§ **YOUR INSTRUCTIONS**
Go through the lines below and copy each one that holds the string "icon".

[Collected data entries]
####################

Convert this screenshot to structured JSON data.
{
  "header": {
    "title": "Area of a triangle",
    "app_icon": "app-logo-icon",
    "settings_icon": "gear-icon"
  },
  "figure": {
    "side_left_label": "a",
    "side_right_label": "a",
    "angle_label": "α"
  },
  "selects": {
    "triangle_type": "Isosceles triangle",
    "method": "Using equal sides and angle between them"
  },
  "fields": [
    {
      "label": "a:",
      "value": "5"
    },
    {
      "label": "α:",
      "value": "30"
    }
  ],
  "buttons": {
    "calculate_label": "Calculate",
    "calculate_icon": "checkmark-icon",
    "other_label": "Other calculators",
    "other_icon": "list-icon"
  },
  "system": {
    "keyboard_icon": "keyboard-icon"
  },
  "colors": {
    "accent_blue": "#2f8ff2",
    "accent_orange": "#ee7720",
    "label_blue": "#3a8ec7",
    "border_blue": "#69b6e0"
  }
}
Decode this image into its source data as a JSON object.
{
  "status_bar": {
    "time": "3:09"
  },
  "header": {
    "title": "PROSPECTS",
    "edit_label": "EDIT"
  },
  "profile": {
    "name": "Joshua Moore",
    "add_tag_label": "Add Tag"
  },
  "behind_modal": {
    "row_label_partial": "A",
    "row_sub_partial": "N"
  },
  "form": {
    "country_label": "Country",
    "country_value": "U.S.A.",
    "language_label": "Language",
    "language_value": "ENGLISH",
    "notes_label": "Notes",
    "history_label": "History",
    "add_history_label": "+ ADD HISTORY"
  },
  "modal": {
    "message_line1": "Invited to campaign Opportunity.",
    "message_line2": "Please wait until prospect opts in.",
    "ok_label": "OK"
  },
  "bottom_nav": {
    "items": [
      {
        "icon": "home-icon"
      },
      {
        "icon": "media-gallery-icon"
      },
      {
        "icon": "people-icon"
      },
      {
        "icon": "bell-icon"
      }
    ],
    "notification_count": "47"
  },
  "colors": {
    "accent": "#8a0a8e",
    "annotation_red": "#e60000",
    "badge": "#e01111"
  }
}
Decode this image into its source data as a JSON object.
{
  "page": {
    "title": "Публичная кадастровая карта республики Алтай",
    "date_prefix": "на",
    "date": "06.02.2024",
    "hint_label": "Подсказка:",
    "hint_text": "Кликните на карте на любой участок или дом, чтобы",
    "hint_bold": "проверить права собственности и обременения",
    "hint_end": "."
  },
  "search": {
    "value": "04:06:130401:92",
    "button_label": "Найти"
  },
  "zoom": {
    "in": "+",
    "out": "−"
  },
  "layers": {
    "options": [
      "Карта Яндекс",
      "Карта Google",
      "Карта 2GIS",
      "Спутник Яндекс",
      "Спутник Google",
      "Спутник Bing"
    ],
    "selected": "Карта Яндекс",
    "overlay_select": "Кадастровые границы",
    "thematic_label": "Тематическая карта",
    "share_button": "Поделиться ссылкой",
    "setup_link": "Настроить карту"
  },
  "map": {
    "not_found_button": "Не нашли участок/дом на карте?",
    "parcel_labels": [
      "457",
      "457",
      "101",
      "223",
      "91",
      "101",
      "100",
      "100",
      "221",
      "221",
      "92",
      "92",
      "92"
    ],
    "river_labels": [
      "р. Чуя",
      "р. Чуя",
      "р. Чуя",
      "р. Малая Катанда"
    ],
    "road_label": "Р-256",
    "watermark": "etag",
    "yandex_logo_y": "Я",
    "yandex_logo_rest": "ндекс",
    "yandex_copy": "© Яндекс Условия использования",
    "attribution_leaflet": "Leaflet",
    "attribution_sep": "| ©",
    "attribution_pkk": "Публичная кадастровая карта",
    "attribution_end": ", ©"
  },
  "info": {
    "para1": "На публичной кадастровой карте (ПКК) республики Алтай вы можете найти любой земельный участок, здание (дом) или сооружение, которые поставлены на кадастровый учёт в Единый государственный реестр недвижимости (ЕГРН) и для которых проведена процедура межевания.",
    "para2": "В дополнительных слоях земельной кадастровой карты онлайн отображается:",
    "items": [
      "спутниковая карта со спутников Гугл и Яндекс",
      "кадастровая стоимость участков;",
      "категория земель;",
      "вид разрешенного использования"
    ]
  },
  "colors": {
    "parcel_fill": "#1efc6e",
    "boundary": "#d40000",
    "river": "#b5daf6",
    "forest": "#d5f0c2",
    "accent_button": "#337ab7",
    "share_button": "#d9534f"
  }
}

####################

§ **TASK ANSWER**
    "app_icon": "app-logo-icon",
    "settings_icon": "gear-icon"
    "calculate_icon": "checkmark-icon",
    "other_icon": "list-icon"
    "keyboard_icon": "keyboard-icon"
        "icon": "home-icon"
        "icon": "media-gallery-icon"
        "icon": "people-icon"
        "icon": "bell-icon"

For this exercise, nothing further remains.